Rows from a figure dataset
===============
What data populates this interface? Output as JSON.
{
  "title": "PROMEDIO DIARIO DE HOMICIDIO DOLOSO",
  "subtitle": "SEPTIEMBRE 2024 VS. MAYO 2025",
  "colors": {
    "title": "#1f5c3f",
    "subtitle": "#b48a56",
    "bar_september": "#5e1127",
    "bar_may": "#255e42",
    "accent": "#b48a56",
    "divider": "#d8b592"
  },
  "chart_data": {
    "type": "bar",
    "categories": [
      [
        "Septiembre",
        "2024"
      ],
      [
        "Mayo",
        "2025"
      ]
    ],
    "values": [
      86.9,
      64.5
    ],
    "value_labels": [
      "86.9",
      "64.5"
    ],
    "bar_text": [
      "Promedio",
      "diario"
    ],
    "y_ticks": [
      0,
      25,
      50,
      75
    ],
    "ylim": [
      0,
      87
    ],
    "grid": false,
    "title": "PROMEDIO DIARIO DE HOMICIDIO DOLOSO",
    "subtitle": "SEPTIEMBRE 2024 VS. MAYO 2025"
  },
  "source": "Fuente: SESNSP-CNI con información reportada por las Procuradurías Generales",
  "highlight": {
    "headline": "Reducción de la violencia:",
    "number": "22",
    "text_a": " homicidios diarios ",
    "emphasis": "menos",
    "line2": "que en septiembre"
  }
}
===============
Every record shown above must be echoed exactly.

What data populates this interface? Output as JSON.
{
  "title": "PROMEDIO DIARIO DE HOMICIDIO DOLOSO",
  "subtitle": "SEPTIEMBRE 2024 VS. MAYO 2025",
  "colors": {
    "title": "#1f5c3f",
    "subtitle": "#b48a56",
    "bar_september": "#5e1127",
    "bar_may": "#255e42",
    "accent": "#b48a56",
    "divider": "#d8b592"
  },
  "chart_data": {
    "type": "bar",
    "categories": [
      [
        "Septiembre",
        "2024"
      ],
      [
        "Mayo",
        "2025"
      ]
    ],
    "values": [
      86.9,
      64.5
    ],
    "value_labels": [
      "86.9",
      "64.5"
    ],
    "bar_text": [
      "Promedio",
      "diario"
    ],
    "y_ticks": [
      0,
      25,
      50,
      75
    ],
    "ylim": [
      0,
      87
    ],
    "grid": false,
    "title": "PROMEDIO DIARIO DE HOMICIDIO DOLOSO",
    "subtitle": "SEPTIEMBRE 2024 VS. MAYO 2025"
  },
  "source": "Fuente: SESNSP-CNI con información reportada por las Procuradurías Generales",
  "highlight": {
    "headline": "Reducción de la violencia:",
    "number": "22",
    "text_a": " homicidios diarios ",
    "emphasis": "menos",
    "line2": "que en septiembre"
  }
}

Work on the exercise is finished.